EXERCISE AIM | Find all lines below containing the string "prefix" and return them.

Dataset listings of figures |
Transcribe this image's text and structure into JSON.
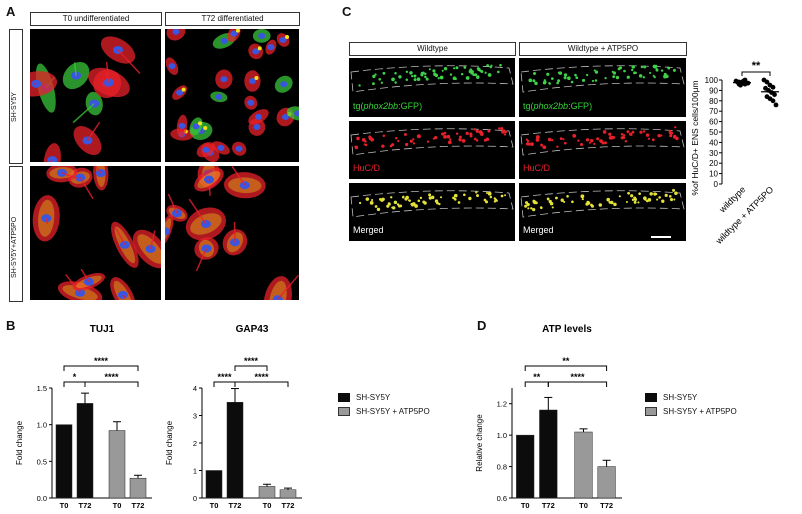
{
  "panel_letters": {
    "a": "A",
    "b": "B",
    "c": "C",
    "d": "D"
  },
  "panel_a": {
    "col_headers": [
      "T0 undifferentiated",
      "T72 differentiated"
    ],
    "row_labels": [
      "SH-SY5Y",
      "SH-SY5Y+ATP5PO"
    ],
    "colors": {
      "actin": "#e8202a",
      "tuj1": "#39c43a",
      "dapi": "#3a55e0",
      "overlap": "#f2e21a"
    }
  },
  "panel_c": {
    "col_headers": [
      "Wildtype",
      "Wildtype + ATP5PO"
    ],
    "lane_labels": [
      {
        "prefix": "tg(",
        "italic": "phox2bb",
        "suffix": ":GFP)",
        "color": "#37d13a"
      },
      {
        "prefix": "HuC/D",
        "italic": "",
        "suffix": "",
        "color": "#e8202a"
      },
      {
        "prefix": "Merged",
        "italic": "",
        "suffix": "",
        "color": "#ffffff"
      }
    ],
    "scatter": {
      "type": "scatter",
      "ylabel": "%of HuC/D+ ENS cells/100μm",
      "yticks": [
        "0",
        "10",
        "20",
        "30",
        "40",
        "50",
        "60",
        "70",
        "80",
        "90",
        "100"
      ],
      "ylim": [
        0,
        100
      ],
      "categories": [
        "wildtype",
        "wildtype + ATP5PO"
      ],
      "sig": "**",
      "series": [
        {
          "values": [
            99,
            98,
            97,
            96,
            98,
            95,
            99,
            97,
            96,
            98,
            100,
            97
          ]
        },
        {
          "values": [
            100,
            98,
            95,
            93,
            92,
            90,
            88,
            86,
            84,
            82,
            80,
            76
          ]
        }
      ]
    }
  },
  "legend": {
    "items": [
      {
        "label": "SH-SY5Y",
        "color": "#0c0c0c"
      },
      {
        "label": "SH-SY5Y + ATP5PO",
        "color": "#999999"
      }
    ]
  },
  "chart_data": [
    {
      "type": "bar",
      "title": "TUJ1",
      "ylabel": "Fold change",
      "categories": [
        "T0",
        "T72",
        "T0",
        "T72"
      ],
      "values": [
        1.0,
        1.29,
        0.92,
        0.27
      ],
      "errors": [
        0,
        0.14,
        0.12,
        0.04
      ],
      "colors": [
        "#0c0c0c",
        "#0c0c0c",
        "#999999",
        "#999999"
      ],
      "ylim": [
        0,
        1.5
      ],
      "yticks": [
        "0.0",
        "0.5",
        "1.0",
        "1.5"
      ],
      "sig": [
        {
          "from": 0,
          "to": 1,
          "label": "*",
          "level": 0
        },
        {
          "from": 1,
          "to": 3,
          "label": "****",
          "level": 0
        },
        {
          "from": 0,
          "to": 3,
          "label": "****",
          "level": 1
        }
      ]
    },
    {
      "type": "bar",
      "title": "GAP43",
      "ylabel": "Fold change",
      "categories": [
        "T0",
        "T72",
        "T0",
        "T72"
      ],
      "values": [
        1.0,
        3.48,
        0.42,
        0.3
      ],
      "errors": [
        0,
        0.5,
        0.08,
        0.06
      ],
      "colors": [
        "#0c0c0c",
        "#0c0c0c",
        "#999999",
        "#999999"
      ],
      "ylim": [
        0,
        4
      ],
      "yticks": [
        "0",
        "1",
        "2",
        "3",
        "4"
      ],
      "sig": [
        {
          "from": 0,
          "to": 1,
          "label": "****",
          "level": 0
        },
        {
          "from": 1,
          "to": 3,
          "label": "****",
          "level": 0
        },
        {
          "from": 1,
          "to": 2,
          "label": "****",
          "level": 1
        }
      ]
    },
    {
      "type": "bar",
      "title": "ATP levels",
      "ylabel": "Relative change",
      "categories": [
        "T0",
        "T72",
        "T0",
        "T72"
      ],
      "values": [
        1.0,
        1.16,
        1.02,
        0.8
      ],
      "errors": [
        0,
        0.08,
        0.02,
        0.04
      ],
      "colors": [
        "#0c0c0c",
        "#0c0c0c",
        "#999999",
        "#999999"
      ],
      "ylim": [
        0.6,
        1.3
      ],
      "yticks": [
        "0.6",
        "0.8",
        "1.0",
        "1.2"
      ],
      "sig": [
        {
          "from": 0,
          "to": 1,
          "label": "**",
          "level": 0
        },
        {
          "from": 1,
          "to": 3,
          "label": "****",
          "level": 0
        },
        {
          "from": 0,
          "to": 3,
          "label": "**",
          "level": 1
        }
      ]
    }
  ]
}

EXERCISE RESPONSE |
        "prefix": "tg(",
        "prefix": "HuC/D",
        "prefix": "Merged",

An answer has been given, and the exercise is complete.